* [GOAL OF THE EXERCISE]:
Using the listing below, extract each line that has the word "Faqir" in it.

Data excerpts:

---------------

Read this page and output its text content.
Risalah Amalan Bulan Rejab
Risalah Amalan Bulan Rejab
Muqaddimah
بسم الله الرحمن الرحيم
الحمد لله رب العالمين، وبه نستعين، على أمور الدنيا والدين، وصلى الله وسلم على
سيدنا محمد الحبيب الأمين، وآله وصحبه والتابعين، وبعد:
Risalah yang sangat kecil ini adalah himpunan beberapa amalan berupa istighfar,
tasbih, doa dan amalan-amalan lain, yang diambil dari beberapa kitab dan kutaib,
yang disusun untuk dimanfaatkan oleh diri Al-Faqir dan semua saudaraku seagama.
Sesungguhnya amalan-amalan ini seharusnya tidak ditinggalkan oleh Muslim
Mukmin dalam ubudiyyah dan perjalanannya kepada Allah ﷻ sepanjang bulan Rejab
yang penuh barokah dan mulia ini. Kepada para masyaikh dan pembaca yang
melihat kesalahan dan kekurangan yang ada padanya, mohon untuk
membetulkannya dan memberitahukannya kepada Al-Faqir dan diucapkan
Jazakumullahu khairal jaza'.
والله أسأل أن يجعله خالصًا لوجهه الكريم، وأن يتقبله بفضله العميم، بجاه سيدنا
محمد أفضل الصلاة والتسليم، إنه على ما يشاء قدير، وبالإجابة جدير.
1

---------------

* [OUTPUT FOR THIS TASK]:
yang disusun untuk dimanfaatkan oleh diri Al-Faqir dan semua saudaraku seagama.
membetulkannya dan memberitahukannya kepada Al-Faqir dan diucapkan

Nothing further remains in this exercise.